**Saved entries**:
□ □ □ □ □ □ □
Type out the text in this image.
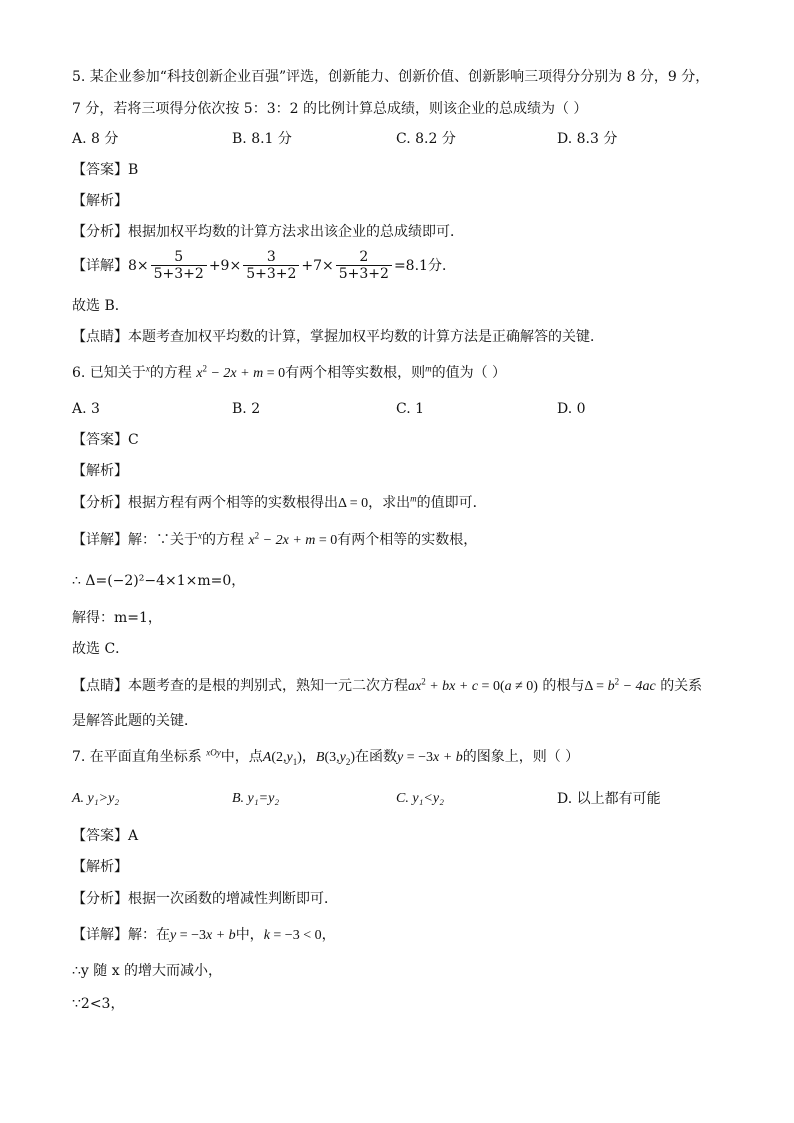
5. 某企业参加“科技创新企业百强”评选，创新能力、创新价值、创新影响三项得分分别为 8 分，9 分，
7 分，若将三项得分依次按 5：3：2 的比例计算总成绩，则该企业的总成绩为（ ）
A. 8 分	B. 8.1 分	C. 8.2 分	D. 8.3 分
【答案】B
【解析】
【分析】根据加权平均数的计算方法求出该企业的总成绩即可．
【详解】 $8\times \frac{5}{5+3+2} +9\times \frac{3}{5+3+2} +7\times \frac{2}{5+3+2} =8.1$分．
故选 B．
【点睛】本题考查加权平均数的计算，掌握加权平均数的计算方法是正确解答的关键．
6. 已知关于$^x$的方程 $x^2 - 2x + m = 0$有两个相等实数根，则$^m$的值为（ ）
A. 3	B. 2	C. 1	D. 0
【答案】C
【解析】
【分析】根据方程有两个相等的实数根得出Δ = 0，求出$^m$的值即可．
【详解】解：∵关于$^x$的方程 $x^2 - 2x + m = 0$有两个相等的实数根，
∴ Δ=(−2)²−4×1×m=0，
解得：m=1，
故选 C．
【点睛】本题考查的是根的判别式，熟知一元二次方程$ax^2$ + bx + c = 0(a ≠ 0) 的根与$\Delta = b^2 - 4ac$ 的关系
是解答此题的关键．
7. 在平面直角坐标系 $^{xOy}$中，点$A(2,y_1)$，$B(3,y_2)$在函数y = −3x + b的图象上，则（ ）
A. y₁>y₂	B. y₁=y₂	C. y₁<y₂	D. 以上都有可能
【答案】A
【解析】
【分析】根据一次函数的增减性判断即可．
【详解】解：在y = −3x + b中，k = −3 < 0，
∴y 随 x 的增大而减小，
∵2<3，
□ □ □ □ □ □ □
**Instruction**:
Reproduce every line of the material precisely, omitting its pictures.

**Expected output**:
Type out the text in this image.
5. 某企业参加“科技创新企业百强”评选，创新能力、创新价值、创新影响三项得分分别为 8 分，9 分，
7 分，若将三项得分依次按 5：3：2 的比例计算总成绩，则该企业的总成绩为（ ）
A. 8 分	B. 8.1 分	C. 8.2 分	D. 8.3 分
【答案】B
【解析】
【分析】根据加权平均数的计算方法求出该企业的总成绩即可．
【详解】 $8\times \frac{5}{5+3+2} +9\times \frac{3}{5+3+2} +7\times \frac{2}{5+3+2} =8.1$分．
故选 B．
【点睛】本题考查加权平均数的计算，掌握加权平均数的计算方法是正确解答的关键．
6. 已知关于$^x$的方程 $x^2 - 2x + m = 0$有两个相等实数根，则$^m$的值为（ ）
A. 3	B. 2	C. 1	D. 0
【答案】C
【解析】
【分析】根据方程有两个相等的实数根得出Δ = 0，求出$^m$的值即可．
【详解】解：∵关于$^x$的方程 $x^2 - 2x + m = 0$有两个相等的实数根，
∴ Δ=(−2)²−4×1×m=0，
解得：m=1，
故选 C．
【点睛】本题考查的是根的判别式，熟知一元二次方程$ax^2$ + bx + c = 0(a ≠ 0) 的根与$\Delta = b^2 - 4ac$ 的关系
是解答此题的关键．
7. 在平面直角坐标系 $^{xOy}$中，点$A(2,y_1)$，$B(3,y_2)$在函数y = −3x + b的图象上，则（ ）
A. y₁>y₂	B. y₁=y₂	C. y₁<y₂	D. 以上都有可能
【答案】A
【解析】
【分析】根据一次函数的增减性判断即可．
【详解】解：在y = −3x + b中，k = −3 < 0，
∴y 随 x 的增大而减小，
∵2<3，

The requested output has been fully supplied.